» Yazılı Soru 1
Türkiye'de servet artışını konu alan metnin “TÜRKİYE’DE SERVET ARTIŞI” sözleriyle başlayıp “artmaya devam ediyor.” sözlerine kadar süren bölümünü, “adaletsizlik” ifadesini “eşitsizlik” ile değiştirerek yeniden yazın.

» Metin
━━━━━━━━━━━━━━━━━━━━━━━━━━━━━━
TÜRKİYE’DE SERVET ARTIŞI

Yayınlama: 02.09.2024
18
A+
A-
Sanayi Haber Ajansı İstanbul Temsilcisi Ekonomist / Yazar

Ülkemizde öteden beri süre gelen gelir dağılımdaki adaletsizlik, yanlış para politikalarının uygulanmaya başladığı 21 Eylül 2021 tarihinden bu yana iyice belirginleşti ve yaklaşık üç yıl kadar ısrarla sürdürülen bu yöntem yüzünden milli gelirin dağılımında da orantısız bir gelişme yaşandı ve halen devam ediyor. Dolayısıyla ülkemizde zengin ve fakir uçurumu her geçen gün artmaya devam ediyor.

Bir tarafta asgari ücretle geçinmek için yaşam savaşı veren vatandaşlarımız diğer tarafta enflasyondan hiç etkilenmeyen, alım gücü problemi olmadan her türlü harcamayı rahatça yapabilen, ihtiyaçlarını zamanında karşılayan, hayat pahalılığından etkilenmeyen bir kesim söz konusu. Peki bu kadar fark nasıl ve neden oluştu? Tekrar gelir adaletinin sağlanması için ne yapılmalı? Bu soruların cevaplarını aramaya çalışalım.
━━━━━━━━━━━━━━━━━━━━━━━━━━━━━━
(Çıkarılan kayıtlar)
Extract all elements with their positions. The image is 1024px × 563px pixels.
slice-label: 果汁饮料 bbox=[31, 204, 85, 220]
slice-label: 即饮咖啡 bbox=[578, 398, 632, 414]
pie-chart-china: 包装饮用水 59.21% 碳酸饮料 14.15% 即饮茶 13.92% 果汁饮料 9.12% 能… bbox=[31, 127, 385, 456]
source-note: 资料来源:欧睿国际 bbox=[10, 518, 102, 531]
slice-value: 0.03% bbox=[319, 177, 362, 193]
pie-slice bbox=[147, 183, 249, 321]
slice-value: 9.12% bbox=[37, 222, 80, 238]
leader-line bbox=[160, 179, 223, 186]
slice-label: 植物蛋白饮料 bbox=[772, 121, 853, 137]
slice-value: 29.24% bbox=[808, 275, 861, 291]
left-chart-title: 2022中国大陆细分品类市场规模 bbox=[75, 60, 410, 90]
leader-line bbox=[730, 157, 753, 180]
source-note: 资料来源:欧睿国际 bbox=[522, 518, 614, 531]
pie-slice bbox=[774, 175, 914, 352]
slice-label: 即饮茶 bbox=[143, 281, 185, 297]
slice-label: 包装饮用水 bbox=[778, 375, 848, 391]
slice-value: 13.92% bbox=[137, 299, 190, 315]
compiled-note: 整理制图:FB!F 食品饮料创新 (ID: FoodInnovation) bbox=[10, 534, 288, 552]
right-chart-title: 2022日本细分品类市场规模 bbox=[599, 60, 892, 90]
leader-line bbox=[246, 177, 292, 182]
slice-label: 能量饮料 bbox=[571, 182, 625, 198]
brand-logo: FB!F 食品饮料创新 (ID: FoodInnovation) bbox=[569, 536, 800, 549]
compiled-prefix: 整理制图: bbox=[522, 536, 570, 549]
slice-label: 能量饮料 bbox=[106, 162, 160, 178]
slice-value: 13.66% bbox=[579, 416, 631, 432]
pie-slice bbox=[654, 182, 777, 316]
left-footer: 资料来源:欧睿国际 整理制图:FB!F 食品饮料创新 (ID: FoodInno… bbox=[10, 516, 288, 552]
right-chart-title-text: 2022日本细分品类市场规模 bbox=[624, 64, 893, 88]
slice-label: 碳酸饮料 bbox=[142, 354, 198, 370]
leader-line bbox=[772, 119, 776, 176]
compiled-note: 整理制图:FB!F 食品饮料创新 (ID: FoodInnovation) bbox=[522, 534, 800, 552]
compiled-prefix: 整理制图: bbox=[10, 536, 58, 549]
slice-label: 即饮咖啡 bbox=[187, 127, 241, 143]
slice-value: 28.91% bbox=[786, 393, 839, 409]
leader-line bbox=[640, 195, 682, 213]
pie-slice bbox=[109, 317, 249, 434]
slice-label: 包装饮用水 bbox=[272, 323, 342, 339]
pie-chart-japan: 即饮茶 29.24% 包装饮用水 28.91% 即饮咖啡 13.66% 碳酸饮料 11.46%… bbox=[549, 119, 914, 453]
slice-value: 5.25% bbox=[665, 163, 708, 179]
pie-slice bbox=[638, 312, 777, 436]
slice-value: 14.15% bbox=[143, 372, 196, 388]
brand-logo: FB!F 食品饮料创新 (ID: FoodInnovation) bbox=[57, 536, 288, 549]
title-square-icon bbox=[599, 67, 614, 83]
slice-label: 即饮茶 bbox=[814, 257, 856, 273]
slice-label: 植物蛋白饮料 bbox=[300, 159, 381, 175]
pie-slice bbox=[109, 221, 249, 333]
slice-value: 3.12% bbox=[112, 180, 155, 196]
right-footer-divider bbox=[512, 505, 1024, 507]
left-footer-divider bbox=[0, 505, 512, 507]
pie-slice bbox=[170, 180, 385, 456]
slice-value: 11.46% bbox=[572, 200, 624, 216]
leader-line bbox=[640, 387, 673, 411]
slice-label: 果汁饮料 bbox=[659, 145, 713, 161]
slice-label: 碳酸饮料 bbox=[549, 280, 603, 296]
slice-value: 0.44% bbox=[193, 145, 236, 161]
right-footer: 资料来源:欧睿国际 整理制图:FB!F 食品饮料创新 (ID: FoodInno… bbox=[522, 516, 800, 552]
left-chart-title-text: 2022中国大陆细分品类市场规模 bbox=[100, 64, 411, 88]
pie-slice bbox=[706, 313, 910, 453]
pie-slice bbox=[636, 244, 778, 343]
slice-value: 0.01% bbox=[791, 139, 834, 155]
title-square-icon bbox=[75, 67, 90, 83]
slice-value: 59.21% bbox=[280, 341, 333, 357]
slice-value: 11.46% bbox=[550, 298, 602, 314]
━━━━━━━━━━━━━━━━━━━━━━━━━━━━━━
» Yazılı Soru 2
Kayıtların ilk satırından başlayıp “pie-slice bbox=[774, 175, 914, 352]” ifadesini içeren satıra kadar uzanan satırları, bu son satır da dahil olmak üzere aynen yazın.

» Yazılı Cevap 1
TÜRKİYE’DE SERVET ARTIŞI

Yayınlama: 02.09.2024
18
A+
A-
Sanayi Haber Ajansı İstanbul Temsilcisi Ekonomist / Yazar

Ülkemizde öteden beri süre gelen gelir dağılımdaki eşitsizlik, yanlış para politikalarının uygulanmaya başladığı 21 Eylül 2021 tarihinden bu yana iyice belirginleşti ve yaklaşık üç yıl kadar ısrarla sürdürülen bu yöntem yüzünden milli gelirin dağılımında da orantısız bir gelişme yaşandı ve halen devam ediyor. Dolayısıyla ülkemizde zengin ve fakir uçurumu her geçen gün artmaya devam ediyor.

» Yazılı Cevap 2
Extract all elements with their positions. The image is 1024px × 563px pixels.
slice-label: 果汁饮料 bbox=[31, 204, 85, 220]
slice-label: 即饮咖啡 bbox=[578, 398, 632, 414]
pie-chart-china: 包装饮用水 59.21% 碳酸饮料 14.15% 即饮茶 13.92% 果汁饮料 9.12% 能… bbox=[31, 127, 385, 456]
source-note: 资料来源:欧睿国际 bbox=[10, 518, 102, 531]
slice-value: 0.03% bbox=[319, 177, 362, 193]
pie-slice bbox=[147, 183, 249, 321]
slice-value: 9.12% bbox=[37, 222, 80, 238]
leader-line bbox=[160, 179, 223, 186]
slice-label: 植物蛋白饮料 bbox=[772, 121, 853, 137]
slice-value: 29.24% bbox=[808, 275, 861, 291]
left-chart-title: 2022中国大陆细分品类市场规模 bbox=[75, 60, 410, 90]
leader-line bbox=[730, 157, 753, 180]
source-note: 资料来源:欧睿国际 bbox=[522, 518, 614, 531]
pie-slice bbox=[774, 175, 914, 352]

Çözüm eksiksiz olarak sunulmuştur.